Which lines contain the word "nationally"? Return each of them as written.

- **Stored records**
----------------

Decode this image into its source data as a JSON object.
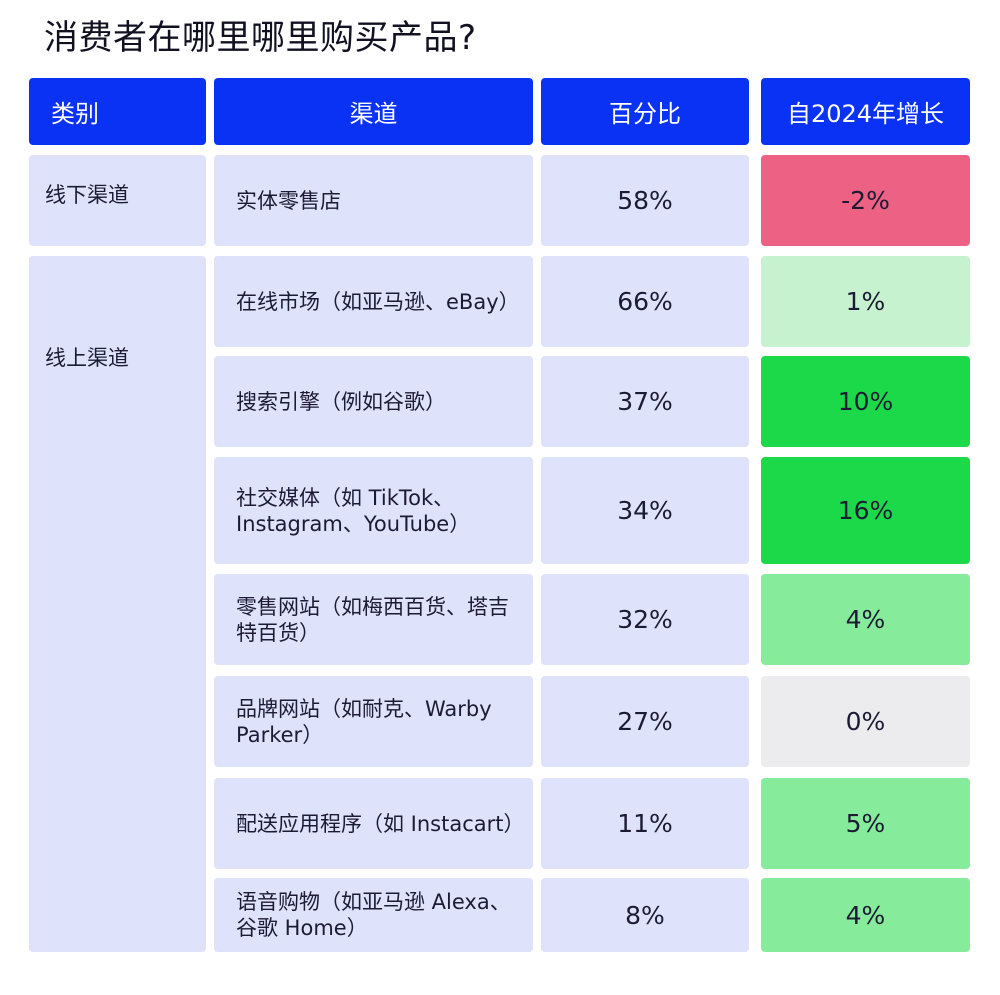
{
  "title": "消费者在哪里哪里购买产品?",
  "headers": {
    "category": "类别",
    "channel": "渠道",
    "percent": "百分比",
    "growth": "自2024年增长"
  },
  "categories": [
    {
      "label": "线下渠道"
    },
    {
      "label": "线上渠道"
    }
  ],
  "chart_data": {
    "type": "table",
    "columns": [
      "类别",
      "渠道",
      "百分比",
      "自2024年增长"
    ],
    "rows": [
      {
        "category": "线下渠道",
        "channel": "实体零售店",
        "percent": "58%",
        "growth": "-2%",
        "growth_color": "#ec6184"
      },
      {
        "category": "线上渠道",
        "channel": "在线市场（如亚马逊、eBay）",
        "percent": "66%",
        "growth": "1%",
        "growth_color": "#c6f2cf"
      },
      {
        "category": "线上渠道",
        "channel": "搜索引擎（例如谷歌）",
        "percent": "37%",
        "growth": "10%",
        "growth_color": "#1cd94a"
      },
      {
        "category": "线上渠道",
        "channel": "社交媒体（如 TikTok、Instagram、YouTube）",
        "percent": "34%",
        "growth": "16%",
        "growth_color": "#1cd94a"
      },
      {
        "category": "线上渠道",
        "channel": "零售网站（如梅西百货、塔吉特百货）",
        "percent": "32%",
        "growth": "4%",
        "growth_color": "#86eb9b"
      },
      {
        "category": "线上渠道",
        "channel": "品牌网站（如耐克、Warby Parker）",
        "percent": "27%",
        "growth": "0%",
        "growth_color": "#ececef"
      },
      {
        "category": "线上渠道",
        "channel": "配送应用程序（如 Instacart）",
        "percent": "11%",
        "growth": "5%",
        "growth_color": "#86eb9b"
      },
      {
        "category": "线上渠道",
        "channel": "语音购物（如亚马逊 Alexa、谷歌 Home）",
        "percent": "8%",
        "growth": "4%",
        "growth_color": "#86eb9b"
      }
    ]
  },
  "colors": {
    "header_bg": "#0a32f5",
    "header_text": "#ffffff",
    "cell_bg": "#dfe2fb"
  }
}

----------------

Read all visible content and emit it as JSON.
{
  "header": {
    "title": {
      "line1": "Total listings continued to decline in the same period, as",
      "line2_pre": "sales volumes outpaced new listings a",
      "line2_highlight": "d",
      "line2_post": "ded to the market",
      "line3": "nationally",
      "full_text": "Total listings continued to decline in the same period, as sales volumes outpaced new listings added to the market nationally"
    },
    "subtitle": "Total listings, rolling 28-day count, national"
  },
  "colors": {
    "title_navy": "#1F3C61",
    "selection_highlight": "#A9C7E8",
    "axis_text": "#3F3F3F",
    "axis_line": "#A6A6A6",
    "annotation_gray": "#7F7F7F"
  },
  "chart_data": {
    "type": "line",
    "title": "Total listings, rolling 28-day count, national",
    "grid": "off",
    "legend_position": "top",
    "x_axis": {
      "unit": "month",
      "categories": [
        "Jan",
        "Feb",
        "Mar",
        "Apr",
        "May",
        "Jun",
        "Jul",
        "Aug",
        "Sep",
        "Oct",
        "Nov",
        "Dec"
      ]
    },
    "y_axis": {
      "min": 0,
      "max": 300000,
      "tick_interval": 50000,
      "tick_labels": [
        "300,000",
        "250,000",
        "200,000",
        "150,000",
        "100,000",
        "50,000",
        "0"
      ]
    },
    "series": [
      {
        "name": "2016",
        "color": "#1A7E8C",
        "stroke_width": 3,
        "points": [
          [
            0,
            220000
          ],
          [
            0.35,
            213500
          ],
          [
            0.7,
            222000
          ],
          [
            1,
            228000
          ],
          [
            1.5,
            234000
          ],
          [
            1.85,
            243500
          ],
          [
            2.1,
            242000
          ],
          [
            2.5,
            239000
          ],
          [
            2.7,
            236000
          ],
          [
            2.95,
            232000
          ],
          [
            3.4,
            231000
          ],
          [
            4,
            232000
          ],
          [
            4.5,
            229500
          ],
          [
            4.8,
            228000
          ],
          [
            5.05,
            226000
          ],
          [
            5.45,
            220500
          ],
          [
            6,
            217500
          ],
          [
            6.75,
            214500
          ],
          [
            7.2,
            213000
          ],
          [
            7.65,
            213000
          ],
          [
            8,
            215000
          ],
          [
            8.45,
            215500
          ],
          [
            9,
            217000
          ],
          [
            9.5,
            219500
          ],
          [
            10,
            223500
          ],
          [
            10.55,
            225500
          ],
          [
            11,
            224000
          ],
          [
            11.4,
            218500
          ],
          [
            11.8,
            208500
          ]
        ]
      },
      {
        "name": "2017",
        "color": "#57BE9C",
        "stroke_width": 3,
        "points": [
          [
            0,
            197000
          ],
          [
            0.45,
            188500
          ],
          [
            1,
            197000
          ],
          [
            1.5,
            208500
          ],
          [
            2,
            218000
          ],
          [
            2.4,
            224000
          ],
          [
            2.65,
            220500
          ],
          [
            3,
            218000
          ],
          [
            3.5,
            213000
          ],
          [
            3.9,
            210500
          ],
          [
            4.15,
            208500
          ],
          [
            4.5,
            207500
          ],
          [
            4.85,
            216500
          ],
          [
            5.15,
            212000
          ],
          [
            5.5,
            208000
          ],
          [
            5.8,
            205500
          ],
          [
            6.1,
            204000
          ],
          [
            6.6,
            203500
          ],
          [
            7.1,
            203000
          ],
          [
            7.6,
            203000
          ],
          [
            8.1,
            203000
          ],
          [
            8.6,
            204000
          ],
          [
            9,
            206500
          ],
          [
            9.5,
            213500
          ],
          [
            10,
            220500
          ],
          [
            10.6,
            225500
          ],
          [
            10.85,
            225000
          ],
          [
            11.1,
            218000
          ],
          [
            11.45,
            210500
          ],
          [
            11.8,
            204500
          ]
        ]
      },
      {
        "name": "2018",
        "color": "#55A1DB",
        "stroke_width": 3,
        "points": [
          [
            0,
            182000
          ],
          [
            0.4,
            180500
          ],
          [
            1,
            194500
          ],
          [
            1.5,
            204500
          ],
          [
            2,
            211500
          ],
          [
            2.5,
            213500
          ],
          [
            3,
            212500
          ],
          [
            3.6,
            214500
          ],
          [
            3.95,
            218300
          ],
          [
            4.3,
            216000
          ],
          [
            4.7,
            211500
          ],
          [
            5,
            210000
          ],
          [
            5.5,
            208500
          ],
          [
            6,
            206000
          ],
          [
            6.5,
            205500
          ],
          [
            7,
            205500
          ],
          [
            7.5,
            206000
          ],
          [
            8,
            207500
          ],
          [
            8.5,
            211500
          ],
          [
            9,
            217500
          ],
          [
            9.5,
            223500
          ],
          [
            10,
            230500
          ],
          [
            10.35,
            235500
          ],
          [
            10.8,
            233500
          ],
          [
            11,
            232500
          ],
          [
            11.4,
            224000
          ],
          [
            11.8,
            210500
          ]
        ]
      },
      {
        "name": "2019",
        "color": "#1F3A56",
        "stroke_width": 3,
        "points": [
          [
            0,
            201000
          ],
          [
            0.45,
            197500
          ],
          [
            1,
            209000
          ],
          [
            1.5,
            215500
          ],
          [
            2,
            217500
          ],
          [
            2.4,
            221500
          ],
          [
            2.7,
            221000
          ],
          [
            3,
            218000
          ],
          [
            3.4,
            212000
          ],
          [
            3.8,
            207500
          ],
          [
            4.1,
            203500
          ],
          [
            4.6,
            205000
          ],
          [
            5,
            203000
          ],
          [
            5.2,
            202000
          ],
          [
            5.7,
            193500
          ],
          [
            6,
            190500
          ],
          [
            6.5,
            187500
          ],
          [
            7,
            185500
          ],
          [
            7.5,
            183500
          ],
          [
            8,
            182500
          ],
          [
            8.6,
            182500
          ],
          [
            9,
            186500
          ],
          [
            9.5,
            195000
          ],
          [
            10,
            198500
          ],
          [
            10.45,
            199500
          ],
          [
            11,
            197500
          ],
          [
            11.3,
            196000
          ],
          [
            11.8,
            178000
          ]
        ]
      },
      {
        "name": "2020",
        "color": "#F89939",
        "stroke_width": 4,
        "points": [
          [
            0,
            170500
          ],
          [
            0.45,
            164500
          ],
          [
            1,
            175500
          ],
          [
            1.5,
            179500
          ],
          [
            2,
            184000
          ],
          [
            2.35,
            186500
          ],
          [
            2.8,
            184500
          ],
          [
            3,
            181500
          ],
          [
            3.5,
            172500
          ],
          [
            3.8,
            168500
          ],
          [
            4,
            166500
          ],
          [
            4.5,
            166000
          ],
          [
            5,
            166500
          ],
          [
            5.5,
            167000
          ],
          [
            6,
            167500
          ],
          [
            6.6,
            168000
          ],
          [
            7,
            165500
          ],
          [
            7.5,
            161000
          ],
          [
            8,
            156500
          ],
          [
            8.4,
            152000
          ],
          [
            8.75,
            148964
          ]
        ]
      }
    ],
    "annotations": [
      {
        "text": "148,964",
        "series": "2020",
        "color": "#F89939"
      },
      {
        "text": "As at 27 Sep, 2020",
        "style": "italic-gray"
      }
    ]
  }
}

----------------

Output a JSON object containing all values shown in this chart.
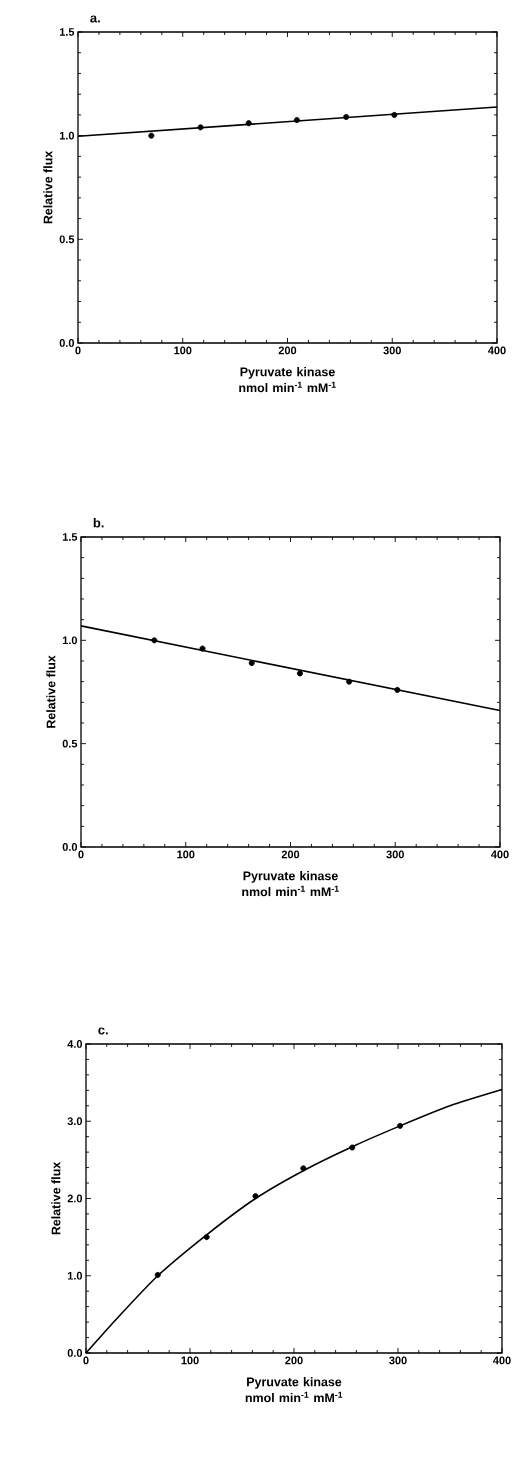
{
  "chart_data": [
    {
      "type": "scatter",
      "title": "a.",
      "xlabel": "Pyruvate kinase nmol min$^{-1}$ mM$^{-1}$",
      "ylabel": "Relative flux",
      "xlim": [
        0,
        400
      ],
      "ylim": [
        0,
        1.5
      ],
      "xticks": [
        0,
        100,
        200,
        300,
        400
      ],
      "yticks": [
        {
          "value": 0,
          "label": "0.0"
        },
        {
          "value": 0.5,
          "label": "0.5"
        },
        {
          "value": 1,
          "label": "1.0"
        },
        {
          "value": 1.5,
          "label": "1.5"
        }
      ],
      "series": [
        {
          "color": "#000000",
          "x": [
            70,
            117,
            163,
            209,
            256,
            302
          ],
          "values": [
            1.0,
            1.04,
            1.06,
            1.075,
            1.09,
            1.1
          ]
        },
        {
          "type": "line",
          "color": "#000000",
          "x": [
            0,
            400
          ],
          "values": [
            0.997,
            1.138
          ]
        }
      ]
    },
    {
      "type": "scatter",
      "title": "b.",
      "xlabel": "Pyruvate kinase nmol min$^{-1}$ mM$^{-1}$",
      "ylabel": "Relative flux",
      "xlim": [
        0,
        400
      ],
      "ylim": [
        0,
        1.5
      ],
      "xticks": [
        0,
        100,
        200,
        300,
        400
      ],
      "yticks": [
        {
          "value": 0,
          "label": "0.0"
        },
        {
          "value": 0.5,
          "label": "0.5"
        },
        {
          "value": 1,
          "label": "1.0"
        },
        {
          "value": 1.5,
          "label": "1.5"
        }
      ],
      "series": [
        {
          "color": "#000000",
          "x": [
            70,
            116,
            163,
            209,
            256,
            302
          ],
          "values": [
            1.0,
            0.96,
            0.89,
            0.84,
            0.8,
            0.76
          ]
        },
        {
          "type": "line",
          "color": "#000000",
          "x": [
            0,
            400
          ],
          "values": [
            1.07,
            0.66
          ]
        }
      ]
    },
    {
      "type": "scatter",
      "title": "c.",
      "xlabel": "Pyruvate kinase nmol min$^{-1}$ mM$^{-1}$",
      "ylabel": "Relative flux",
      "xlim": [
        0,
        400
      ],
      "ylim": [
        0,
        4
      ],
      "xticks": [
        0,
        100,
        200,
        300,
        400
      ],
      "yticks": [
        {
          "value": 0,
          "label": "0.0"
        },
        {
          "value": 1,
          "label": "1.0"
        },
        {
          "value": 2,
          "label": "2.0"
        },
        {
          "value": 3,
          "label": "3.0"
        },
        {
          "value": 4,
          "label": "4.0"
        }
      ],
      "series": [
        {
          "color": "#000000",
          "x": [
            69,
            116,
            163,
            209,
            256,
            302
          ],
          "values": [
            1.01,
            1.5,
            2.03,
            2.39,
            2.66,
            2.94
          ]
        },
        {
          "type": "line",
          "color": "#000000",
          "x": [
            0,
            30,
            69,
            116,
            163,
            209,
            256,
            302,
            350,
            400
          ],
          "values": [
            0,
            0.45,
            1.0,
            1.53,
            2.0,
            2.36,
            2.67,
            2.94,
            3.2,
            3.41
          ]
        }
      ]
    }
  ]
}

----------------

- **Solved exercise**
      "line3": "nationally",
      "full_text": "Total listings continued to decline in the same period, as sales volumes outpaced new listings added to the market nationally"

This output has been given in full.